**PROVIDED MATERIAL:**
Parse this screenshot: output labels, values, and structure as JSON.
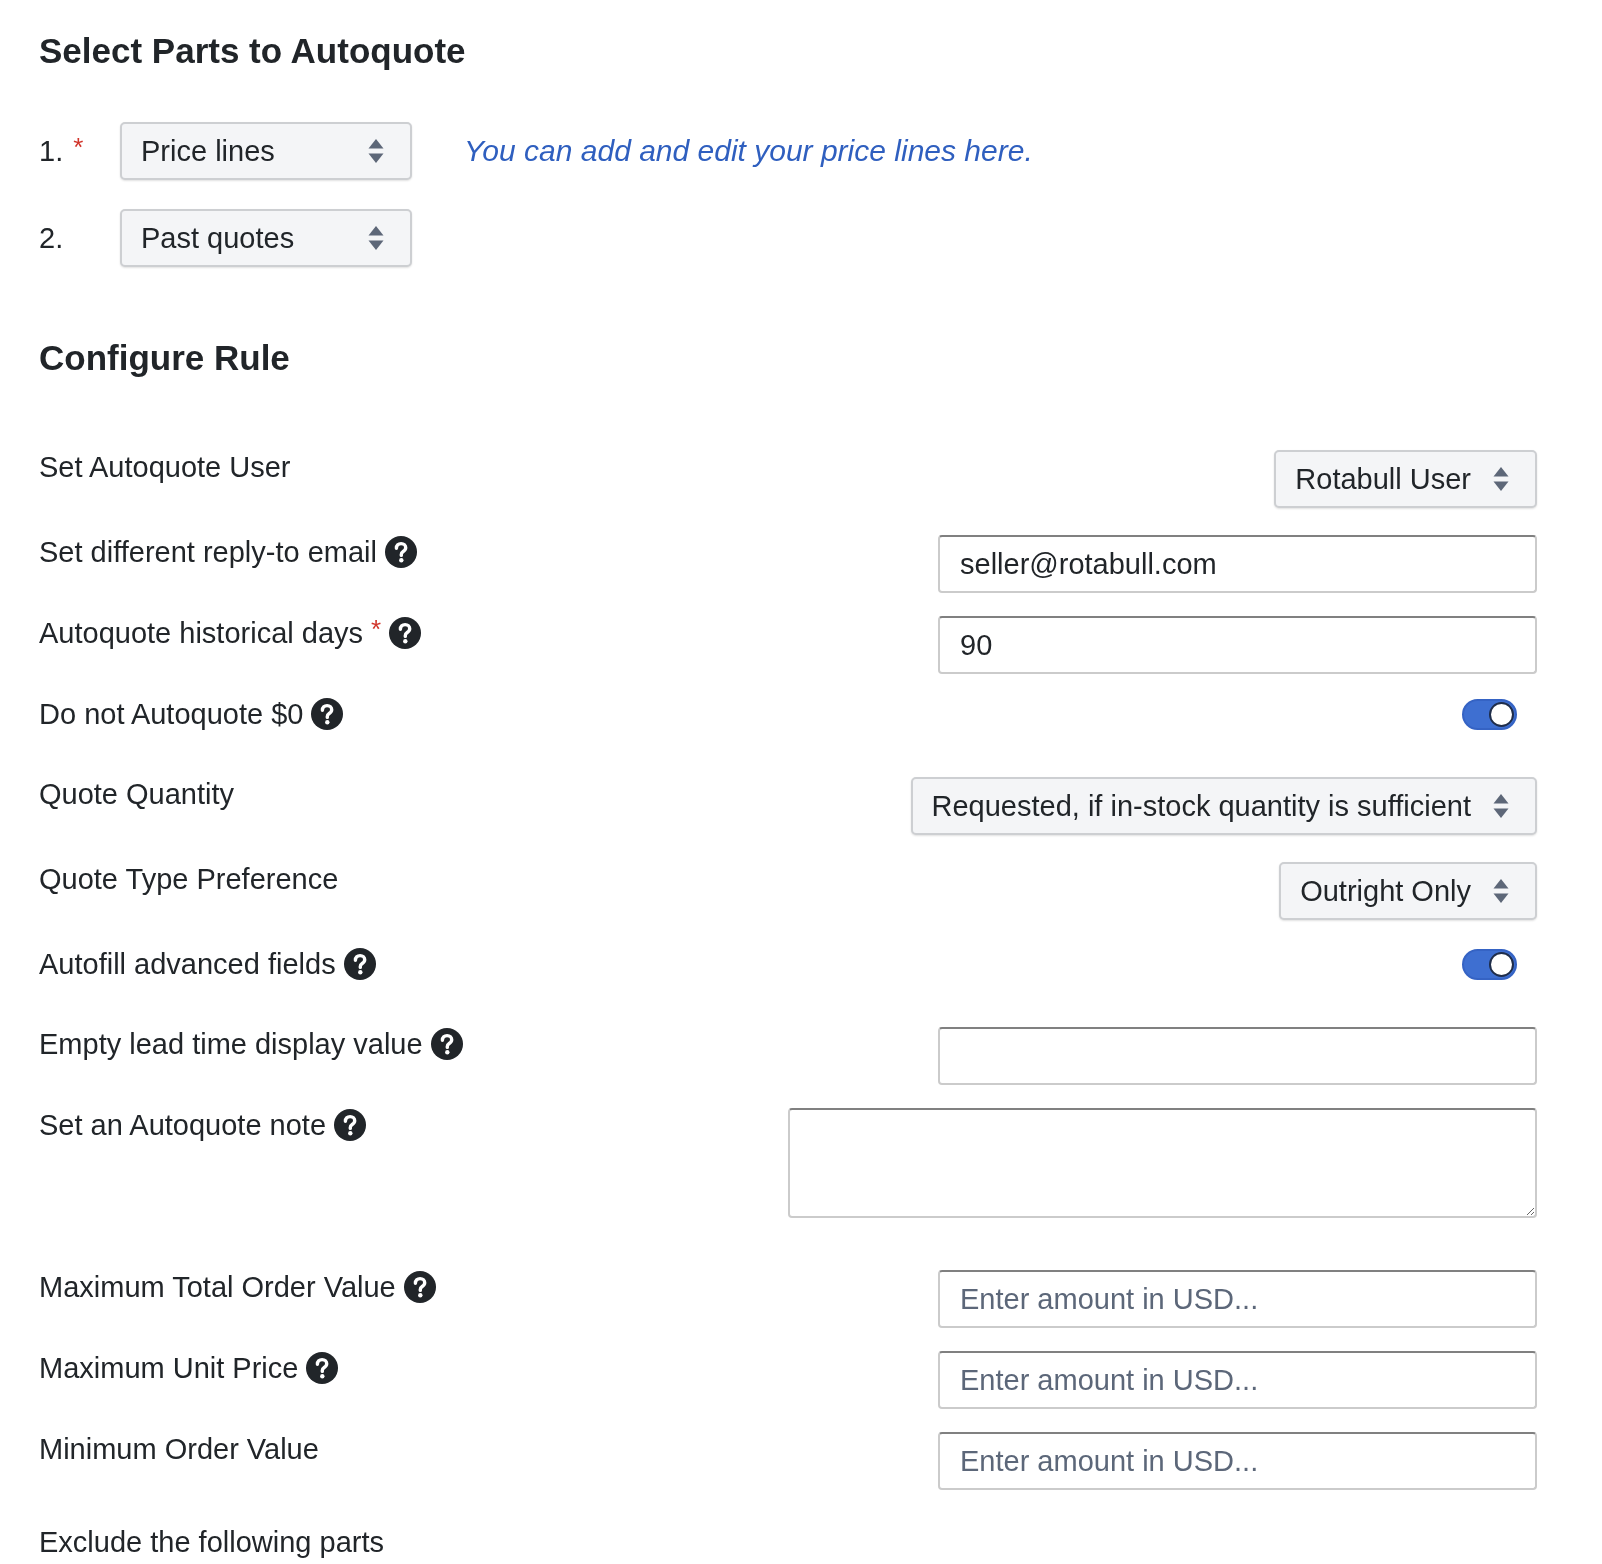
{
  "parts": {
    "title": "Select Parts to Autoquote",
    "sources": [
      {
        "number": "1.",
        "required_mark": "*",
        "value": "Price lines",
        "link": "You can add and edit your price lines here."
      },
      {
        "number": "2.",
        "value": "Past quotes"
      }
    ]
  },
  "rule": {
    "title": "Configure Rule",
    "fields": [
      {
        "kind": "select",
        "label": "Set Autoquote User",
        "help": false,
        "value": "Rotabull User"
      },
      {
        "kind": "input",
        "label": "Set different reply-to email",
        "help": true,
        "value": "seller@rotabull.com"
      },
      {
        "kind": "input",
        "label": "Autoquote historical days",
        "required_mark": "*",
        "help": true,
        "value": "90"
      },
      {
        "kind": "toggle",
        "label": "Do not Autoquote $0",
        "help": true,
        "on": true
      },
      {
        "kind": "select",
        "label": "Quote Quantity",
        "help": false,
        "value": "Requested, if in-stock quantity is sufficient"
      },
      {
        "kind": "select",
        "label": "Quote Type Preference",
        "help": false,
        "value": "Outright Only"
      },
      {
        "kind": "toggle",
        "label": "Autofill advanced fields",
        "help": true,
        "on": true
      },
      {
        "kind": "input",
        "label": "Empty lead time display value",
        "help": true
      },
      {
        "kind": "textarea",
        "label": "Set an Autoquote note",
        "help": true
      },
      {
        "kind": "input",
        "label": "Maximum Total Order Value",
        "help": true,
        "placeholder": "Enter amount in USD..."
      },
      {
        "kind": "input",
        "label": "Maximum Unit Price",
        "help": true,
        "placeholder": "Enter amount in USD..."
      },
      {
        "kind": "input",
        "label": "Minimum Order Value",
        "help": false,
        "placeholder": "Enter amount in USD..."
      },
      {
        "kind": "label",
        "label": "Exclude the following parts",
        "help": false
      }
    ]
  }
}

==

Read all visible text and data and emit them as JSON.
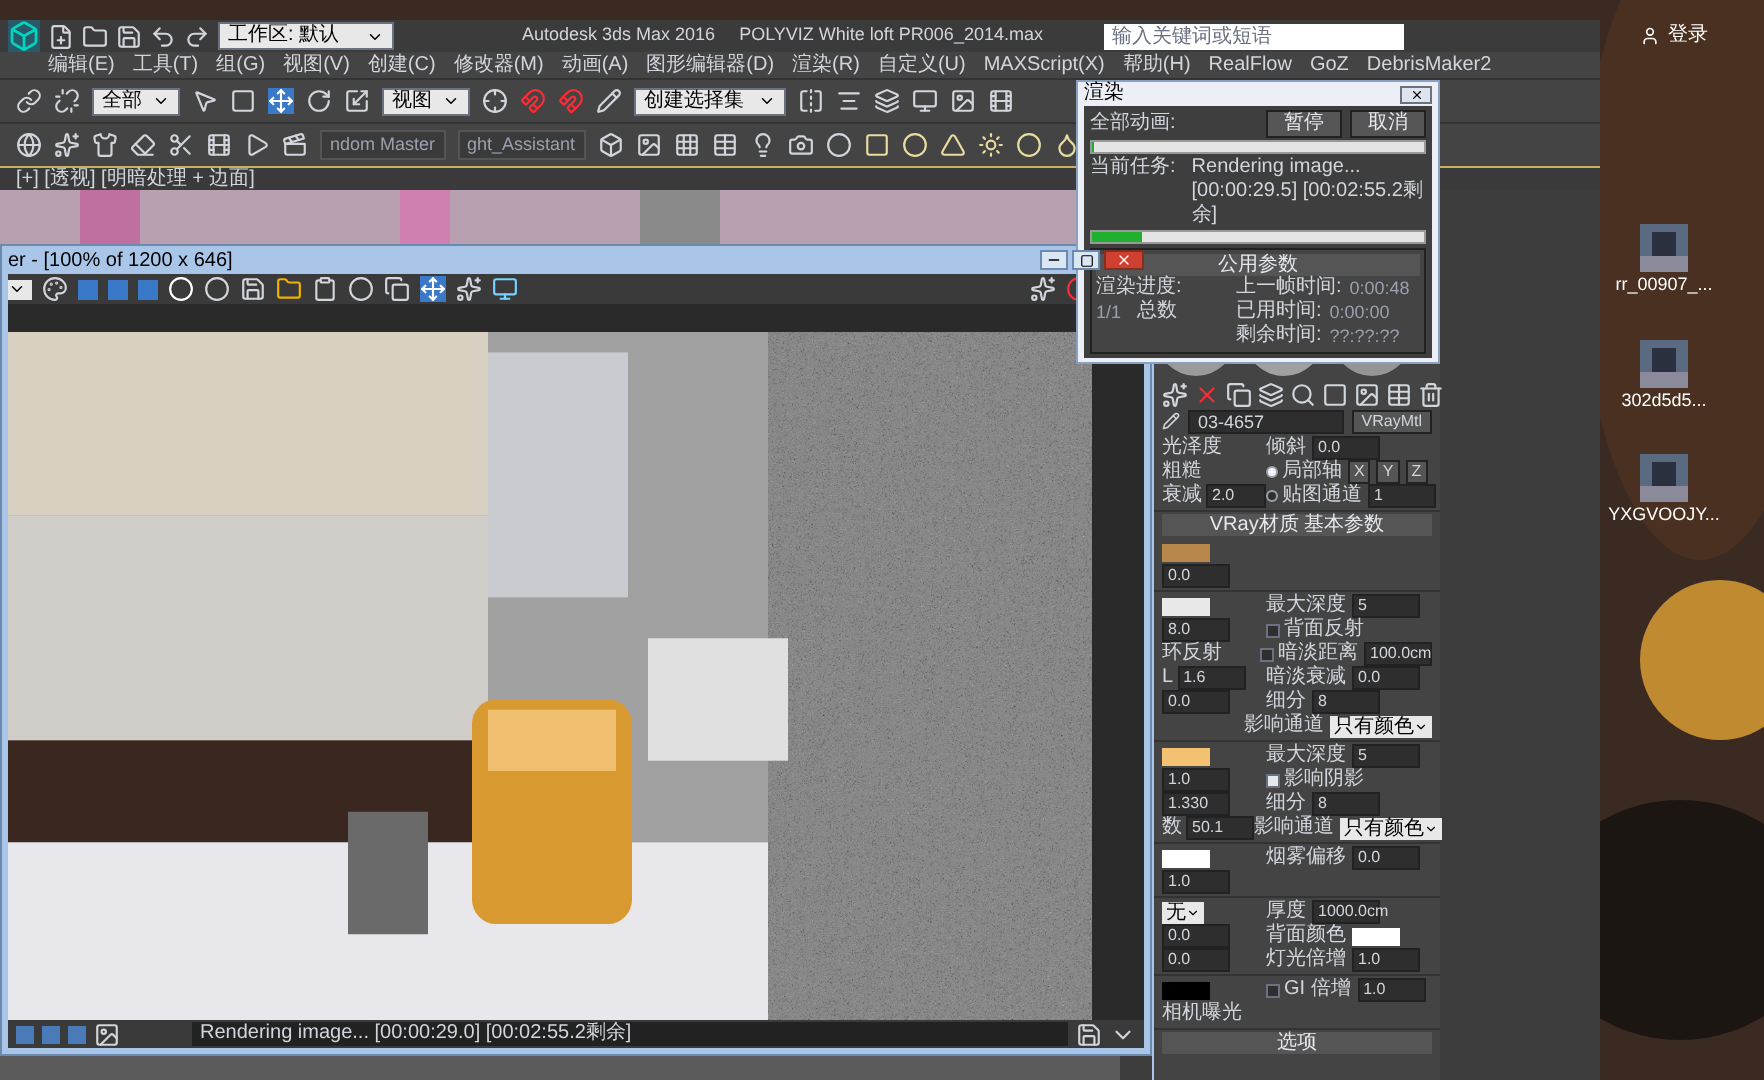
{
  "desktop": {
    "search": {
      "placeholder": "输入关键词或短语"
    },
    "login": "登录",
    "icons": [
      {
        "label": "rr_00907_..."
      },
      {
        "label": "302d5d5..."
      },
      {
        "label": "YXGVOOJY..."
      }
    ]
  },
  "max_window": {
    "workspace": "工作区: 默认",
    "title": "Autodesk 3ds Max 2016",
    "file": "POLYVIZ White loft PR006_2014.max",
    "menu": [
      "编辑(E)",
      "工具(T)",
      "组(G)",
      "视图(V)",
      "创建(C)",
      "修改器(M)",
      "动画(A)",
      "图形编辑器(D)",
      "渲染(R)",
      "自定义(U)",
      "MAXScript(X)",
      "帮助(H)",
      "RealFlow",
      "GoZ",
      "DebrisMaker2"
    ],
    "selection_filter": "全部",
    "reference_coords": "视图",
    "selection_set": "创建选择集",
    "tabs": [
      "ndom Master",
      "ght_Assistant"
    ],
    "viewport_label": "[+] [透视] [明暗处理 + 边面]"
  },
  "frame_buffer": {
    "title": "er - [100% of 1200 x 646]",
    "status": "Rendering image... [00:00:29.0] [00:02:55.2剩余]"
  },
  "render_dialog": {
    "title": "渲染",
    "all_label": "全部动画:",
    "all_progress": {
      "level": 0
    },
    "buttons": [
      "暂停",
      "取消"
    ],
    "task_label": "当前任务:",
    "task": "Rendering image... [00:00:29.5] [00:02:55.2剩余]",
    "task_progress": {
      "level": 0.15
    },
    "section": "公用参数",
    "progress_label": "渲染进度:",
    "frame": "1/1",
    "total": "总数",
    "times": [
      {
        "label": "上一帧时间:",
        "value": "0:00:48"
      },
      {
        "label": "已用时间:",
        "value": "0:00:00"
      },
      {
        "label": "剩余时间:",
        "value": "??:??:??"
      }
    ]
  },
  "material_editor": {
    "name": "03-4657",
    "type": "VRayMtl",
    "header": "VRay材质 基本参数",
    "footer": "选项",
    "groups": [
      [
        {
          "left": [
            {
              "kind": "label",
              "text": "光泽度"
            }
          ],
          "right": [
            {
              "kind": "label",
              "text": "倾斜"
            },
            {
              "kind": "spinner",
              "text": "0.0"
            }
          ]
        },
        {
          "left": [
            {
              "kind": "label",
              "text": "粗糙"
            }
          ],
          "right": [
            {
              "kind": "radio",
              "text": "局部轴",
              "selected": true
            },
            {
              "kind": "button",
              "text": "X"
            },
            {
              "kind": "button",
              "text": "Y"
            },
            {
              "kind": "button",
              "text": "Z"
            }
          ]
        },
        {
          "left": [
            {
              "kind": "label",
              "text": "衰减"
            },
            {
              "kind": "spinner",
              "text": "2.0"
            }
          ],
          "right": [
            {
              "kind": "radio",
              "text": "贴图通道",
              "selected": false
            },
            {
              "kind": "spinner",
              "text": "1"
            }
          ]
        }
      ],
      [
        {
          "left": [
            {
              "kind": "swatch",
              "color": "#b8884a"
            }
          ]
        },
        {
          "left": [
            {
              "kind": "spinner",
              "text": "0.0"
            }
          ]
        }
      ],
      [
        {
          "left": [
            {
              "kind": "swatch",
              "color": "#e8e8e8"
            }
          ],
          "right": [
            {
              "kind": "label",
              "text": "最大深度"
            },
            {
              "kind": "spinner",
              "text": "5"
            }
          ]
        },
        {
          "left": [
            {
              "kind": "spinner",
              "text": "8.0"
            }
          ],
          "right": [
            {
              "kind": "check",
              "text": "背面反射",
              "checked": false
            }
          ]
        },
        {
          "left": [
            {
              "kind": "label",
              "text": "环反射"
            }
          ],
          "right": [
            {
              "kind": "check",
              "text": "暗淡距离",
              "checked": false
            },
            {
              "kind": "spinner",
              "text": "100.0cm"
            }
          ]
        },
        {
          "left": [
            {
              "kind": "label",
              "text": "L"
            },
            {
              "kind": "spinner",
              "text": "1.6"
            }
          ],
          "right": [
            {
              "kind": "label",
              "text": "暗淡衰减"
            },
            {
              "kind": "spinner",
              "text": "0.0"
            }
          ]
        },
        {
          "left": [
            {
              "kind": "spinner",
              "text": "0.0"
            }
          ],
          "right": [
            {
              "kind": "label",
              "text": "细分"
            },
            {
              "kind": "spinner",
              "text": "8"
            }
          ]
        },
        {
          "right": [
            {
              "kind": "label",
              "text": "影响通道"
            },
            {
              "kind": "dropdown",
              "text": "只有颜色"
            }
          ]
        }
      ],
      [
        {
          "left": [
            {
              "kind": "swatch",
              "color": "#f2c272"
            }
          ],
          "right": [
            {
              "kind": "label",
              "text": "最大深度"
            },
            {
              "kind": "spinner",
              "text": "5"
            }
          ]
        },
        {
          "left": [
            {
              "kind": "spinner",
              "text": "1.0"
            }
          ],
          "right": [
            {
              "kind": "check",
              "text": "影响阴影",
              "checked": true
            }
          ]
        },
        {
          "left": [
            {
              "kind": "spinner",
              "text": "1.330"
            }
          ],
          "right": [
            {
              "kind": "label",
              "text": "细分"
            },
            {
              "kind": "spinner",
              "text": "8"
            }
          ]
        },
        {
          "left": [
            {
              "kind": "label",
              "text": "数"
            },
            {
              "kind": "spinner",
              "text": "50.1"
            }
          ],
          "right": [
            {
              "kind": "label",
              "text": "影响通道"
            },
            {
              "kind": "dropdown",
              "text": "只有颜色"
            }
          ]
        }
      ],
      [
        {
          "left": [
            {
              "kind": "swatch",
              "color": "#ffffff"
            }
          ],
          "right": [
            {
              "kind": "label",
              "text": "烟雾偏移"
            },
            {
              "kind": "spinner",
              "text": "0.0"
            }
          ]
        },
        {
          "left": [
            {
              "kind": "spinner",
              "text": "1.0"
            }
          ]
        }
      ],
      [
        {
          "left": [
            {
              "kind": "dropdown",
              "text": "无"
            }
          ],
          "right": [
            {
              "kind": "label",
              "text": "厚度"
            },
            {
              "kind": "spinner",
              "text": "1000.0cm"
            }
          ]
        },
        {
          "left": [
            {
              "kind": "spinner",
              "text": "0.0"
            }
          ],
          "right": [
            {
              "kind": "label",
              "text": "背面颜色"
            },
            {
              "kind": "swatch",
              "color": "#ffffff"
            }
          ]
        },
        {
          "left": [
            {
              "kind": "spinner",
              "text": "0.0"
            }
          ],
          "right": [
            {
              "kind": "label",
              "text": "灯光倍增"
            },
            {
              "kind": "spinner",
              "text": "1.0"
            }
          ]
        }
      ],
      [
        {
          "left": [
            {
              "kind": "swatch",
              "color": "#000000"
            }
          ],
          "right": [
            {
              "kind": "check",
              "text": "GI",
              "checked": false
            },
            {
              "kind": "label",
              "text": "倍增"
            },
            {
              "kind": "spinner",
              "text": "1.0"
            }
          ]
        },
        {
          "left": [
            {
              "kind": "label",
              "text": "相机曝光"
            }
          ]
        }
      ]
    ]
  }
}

==

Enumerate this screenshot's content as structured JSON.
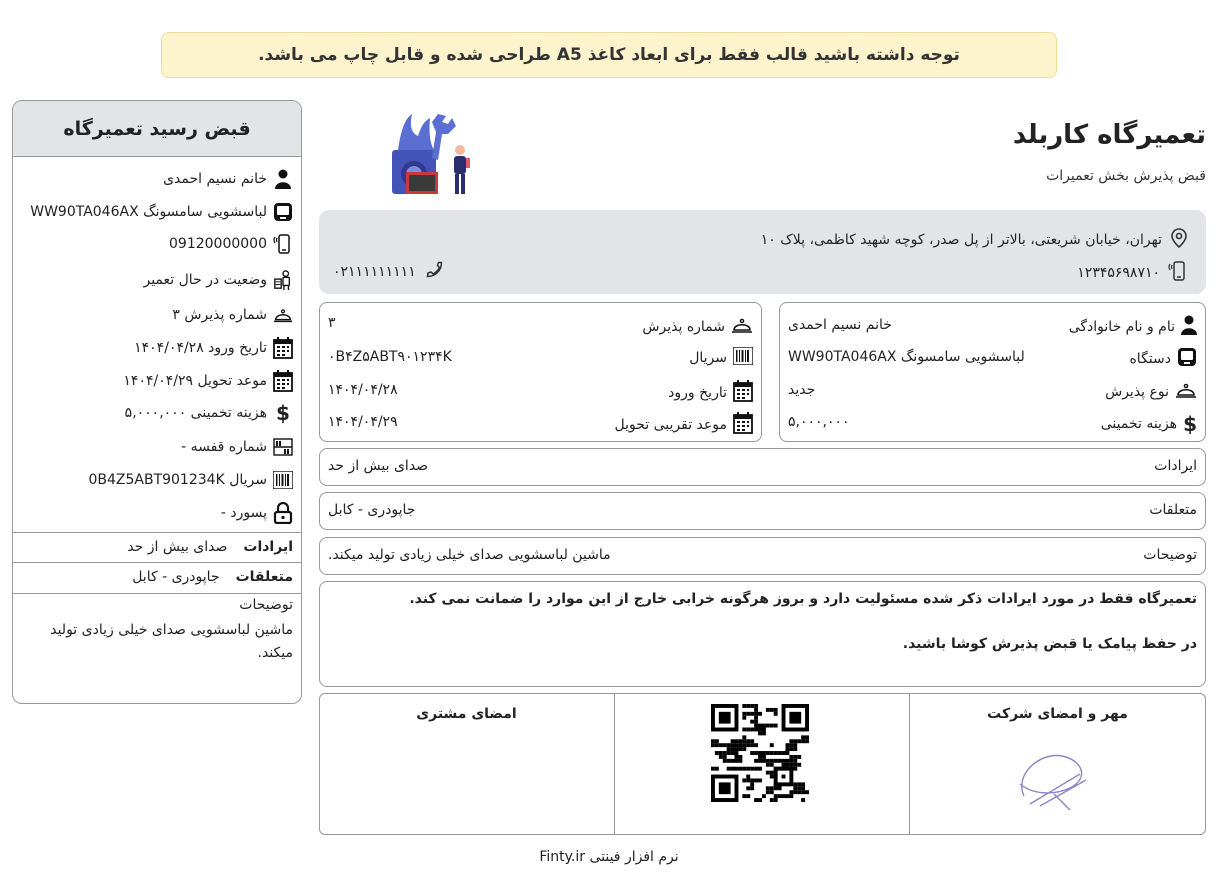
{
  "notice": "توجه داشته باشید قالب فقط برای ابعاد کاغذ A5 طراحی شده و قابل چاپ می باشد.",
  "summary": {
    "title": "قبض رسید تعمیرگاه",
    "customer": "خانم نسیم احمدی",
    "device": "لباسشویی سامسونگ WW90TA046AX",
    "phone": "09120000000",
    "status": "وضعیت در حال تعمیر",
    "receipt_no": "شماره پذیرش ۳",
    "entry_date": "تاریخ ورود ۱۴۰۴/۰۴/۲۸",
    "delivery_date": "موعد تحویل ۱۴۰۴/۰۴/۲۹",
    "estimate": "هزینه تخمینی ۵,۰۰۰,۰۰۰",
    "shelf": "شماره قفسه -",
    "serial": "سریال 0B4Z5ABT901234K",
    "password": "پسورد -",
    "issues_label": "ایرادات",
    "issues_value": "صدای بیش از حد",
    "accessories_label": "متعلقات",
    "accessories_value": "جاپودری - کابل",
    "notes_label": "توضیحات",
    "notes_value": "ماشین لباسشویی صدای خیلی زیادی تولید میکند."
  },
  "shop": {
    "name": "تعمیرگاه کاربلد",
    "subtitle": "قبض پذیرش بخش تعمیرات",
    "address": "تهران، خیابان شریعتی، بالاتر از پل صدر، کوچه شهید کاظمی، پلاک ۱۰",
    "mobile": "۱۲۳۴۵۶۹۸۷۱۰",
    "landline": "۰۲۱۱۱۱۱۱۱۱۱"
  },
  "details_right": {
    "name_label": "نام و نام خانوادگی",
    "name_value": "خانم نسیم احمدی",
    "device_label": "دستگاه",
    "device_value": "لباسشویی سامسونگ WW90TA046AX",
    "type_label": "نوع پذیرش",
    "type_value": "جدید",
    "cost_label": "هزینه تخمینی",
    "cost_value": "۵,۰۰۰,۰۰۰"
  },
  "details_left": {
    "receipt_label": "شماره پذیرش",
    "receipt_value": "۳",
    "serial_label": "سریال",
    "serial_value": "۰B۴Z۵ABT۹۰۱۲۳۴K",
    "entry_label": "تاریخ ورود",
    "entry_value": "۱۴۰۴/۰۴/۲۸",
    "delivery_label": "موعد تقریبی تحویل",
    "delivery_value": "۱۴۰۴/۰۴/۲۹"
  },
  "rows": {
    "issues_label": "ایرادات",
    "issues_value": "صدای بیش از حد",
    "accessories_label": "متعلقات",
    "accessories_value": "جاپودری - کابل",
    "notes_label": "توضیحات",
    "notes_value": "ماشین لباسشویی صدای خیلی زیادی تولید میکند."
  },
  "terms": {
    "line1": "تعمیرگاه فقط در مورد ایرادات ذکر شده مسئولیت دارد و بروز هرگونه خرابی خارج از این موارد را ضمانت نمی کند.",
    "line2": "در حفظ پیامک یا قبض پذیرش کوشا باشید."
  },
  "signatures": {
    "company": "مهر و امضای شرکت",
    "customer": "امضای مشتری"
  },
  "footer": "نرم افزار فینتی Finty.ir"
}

**STATED PROBLEM:**
From the data above, copy out every line with the string "هزینه" in it.

**THE REPLY:**
    "estimate": "هزینه تخمینی ۵,۰۰۰,۰۰۰",
    "cost_label": "هزینه تخمینی",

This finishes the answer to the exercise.